-- WRITTEN INSTRUCTION --
Repeat the data verbatim.
####
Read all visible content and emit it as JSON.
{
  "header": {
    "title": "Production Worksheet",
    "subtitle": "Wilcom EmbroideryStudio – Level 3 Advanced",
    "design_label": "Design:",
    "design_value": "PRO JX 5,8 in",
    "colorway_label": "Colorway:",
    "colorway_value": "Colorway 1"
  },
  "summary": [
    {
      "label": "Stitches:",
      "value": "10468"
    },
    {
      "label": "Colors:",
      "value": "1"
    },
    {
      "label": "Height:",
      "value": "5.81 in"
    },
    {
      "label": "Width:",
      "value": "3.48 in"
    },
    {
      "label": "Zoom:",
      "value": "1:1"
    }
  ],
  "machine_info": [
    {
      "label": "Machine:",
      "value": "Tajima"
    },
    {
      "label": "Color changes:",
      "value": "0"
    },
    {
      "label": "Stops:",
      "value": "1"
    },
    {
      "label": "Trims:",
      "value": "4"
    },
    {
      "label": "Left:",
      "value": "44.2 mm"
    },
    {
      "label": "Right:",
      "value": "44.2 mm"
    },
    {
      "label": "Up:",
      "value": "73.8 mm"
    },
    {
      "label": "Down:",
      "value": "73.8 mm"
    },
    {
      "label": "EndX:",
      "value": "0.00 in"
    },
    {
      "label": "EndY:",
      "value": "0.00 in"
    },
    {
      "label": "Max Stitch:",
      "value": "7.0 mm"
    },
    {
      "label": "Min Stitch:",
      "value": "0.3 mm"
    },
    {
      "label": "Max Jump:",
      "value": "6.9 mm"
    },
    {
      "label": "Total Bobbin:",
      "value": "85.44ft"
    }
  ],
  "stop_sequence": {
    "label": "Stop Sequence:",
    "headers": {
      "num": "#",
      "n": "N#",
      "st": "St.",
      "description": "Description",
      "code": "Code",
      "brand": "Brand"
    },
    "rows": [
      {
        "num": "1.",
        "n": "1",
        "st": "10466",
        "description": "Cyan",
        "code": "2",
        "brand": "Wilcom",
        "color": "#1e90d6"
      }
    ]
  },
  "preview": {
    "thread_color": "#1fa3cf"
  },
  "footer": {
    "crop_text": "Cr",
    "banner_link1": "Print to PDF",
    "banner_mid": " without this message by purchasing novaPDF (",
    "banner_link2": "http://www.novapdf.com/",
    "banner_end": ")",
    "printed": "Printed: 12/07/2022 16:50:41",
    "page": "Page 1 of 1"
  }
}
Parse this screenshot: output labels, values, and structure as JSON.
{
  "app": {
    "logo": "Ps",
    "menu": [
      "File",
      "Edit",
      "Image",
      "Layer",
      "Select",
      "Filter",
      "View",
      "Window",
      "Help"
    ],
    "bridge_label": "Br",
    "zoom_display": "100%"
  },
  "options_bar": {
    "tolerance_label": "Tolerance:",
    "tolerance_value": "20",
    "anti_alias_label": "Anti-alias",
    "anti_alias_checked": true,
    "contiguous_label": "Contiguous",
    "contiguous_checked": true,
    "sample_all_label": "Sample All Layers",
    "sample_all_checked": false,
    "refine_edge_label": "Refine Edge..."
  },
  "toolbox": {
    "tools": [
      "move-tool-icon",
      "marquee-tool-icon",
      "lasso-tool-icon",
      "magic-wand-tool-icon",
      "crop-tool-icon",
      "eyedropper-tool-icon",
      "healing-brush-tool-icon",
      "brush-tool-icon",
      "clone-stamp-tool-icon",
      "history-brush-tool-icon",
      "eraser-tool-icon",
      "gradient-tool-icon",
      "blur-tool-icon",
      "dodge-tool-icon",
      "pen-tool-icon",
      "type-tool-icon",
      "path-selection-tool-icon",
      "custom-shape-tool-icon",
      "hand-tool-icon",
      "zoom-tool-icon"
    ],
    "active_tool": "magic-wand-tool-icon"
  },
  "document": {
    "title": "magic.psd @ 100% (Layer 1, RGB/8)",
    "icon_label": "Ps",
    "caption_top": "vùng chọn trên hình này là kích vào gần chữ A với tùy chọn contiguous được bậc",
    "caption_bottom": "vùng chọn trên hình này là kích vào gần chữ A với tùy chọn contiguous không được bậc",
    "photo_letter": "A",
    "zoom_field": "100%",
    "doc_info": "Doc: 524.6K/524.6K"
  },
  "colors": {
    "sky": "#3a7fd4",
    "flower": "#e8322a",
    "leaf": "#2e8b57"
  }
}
####
-- FINISHED EXERCISE --
Read all visible content and emit it as JSON.
{
  "header": {
    "title": "Production Worksheet",
    "subtitle": "Wilcom EmbroideryStudio – Level 3 Advanced",
    "design_label": "Design:",
    "design_value": "PRO JX 5,8 in",
    "colorway_label": "Colorway:",
    "colorway_value": "Colorway 1"
  },
  "summary": [
    {
      "label": "Stitches:",
      "value": "10468"
    },
    {
      "label": "Colors:",
      "value": "1"
    },
    {
      "label": "Height:",
      "value": "5.81 in"
    },
    {
      "label": "Width:",
      "value": "3.48 in"
    },
    {
      "label": "Zoom:",
      "value": "1:1"
    }
  ],
  "machine_info": [
    {
      "label": "Machine:",
      "value": "Tajima"
    },
    {
      "label": "Color changes:",
      "value": "0"
    },
    {
      "label": "Stops:",
      "value": "1"
    },
    {
      "label": "Trims:",
      "value": "4"
    },
    {
      "label": "Left:",
      "value": "44.2 mm"
    },
    {
      "label": "Right:",
      "value": "44.2 mm"
    },
    {
      "label": "Up:",
      "value": "73.8 mm"
    },
    {
      "label": "Down:",
      "value": "73.8 mm"
    },
    {
      "label": "EndX:",
      "value": "0.00 in"
    },
    {
      "label": "EndY:",
      "value": "0.00 in"
    },
    {
      "label": "Max Stitch:",
      "value": "7.0 mm"
    },
    {
      "label": "Min Stitch:",
      "value": "0.3 mm"
    },
    {
      "label": "Max Jump:",
      "value": "6.9 mm"
    },
    {
      "label": "Total Bobbin:",
      "value": "85.44ft"
    }
  ],
  "stop_sequence": {
    "label": "Stop Sequence:",
    "headers": {
      "num": "#",
      "n": "N#",
      "st": "St.",
      "description": "Description",
      "code": "Code",
      "brand": "Brand"
    },
    "rows": [
      {
        "num": "1.",
        "n": "1",
        "st": "10466",
        "description": "Cyan",
        "code": "2",
        "brand": "Wilcom",
        "color": "#1e90d6"
      }
    ]
  },
  "preview": {
    "thread_color": "#1fa3cf"
  },
  "footer": {
    "crop_text": "Cr",
    "banner_link1": "Print to PDF",
    "banner_mid": " without this message by purchasing novaPDF (",
    "banner_link2": "http://www.novapdf.com/",
    "banner_end": ")",
    "printed": "Printed: 12/07/2022 16:50:41",
    "page": "Page 1 of 1"
  }
}
Parse this screenshot: output labels, values, and structure as JSON.
{
  "app": {
    "logo": "Ps",
    "menu": [
      "File",
      "Edit",
      "Image",
      "Layer",
      "Select",
      "Filter",
      "View",
      "Window",
      "Help"
    ],
    "bridge_label": "Br",
    "zoom_display": "100%"
  },
  "options_bar": {
    "tolerance_label": "Tolerance:",
    "tolerance_value": "20",
    "anti_alias_label": "Anti-alias",
    "anti_alias_checked": true,
    "contiguous_label": "Contiguous",
    "contiguous_checked": true,
    "sample_all_label": "Sample All Layers",
    "sample_all_checked": false,
    "refine_edge_label": "Refine Edge..."
  },
  "toolbox": {
    "tools": [
      "move-tool-icon",
      "marquee-tool-icon",
      "lasso-tool-icon",
      "magic-wand-tool-icon",
      "crop-tool-icon",
      "eyedropper-tool-icon",
      "healing-brush-tool-icon",
      "brush-tool-icon",
      "clone-stamp-tool-icon",
      "history-brush-tool-icon",
      "eraser-tool-icon",
      "gradient-tool-icon",
      "blur-tool-icon",
      "dodge-tool-icon",
      "pen-tool-icon",
      "type-tool-icon",
      "path-selection-tool-icon",
      "custom-shape-tool-icon",
      "hand-tool-icon",
      "zoom-tool-icon"
    ],
    "active_tool": "magic-wand-tool-icon"
  },
  "document": {
    "title": "magic.psd @ 100% (Layer 1, RGB/8)",
    "icon_label": "Ps",
    "caption_top": "vùng chọn trên hình này là kích vào gần chữ A với tùy chọn contiguous được bậc",
    "caption_bottom": "vùng chọn trên hình này là kích vào gần chữ A với tùy chọn contiguous không được bậc",
    "photo_letter": "A",
    "zoom_field": "100%",
    "doc_info": "Doc: 524.6K/524.6K"
  },
  "colors": {
    "sky": "#3a7fd4",
    "flower": "#e8322a",
    "leaf": "#2e8b57"
  }
}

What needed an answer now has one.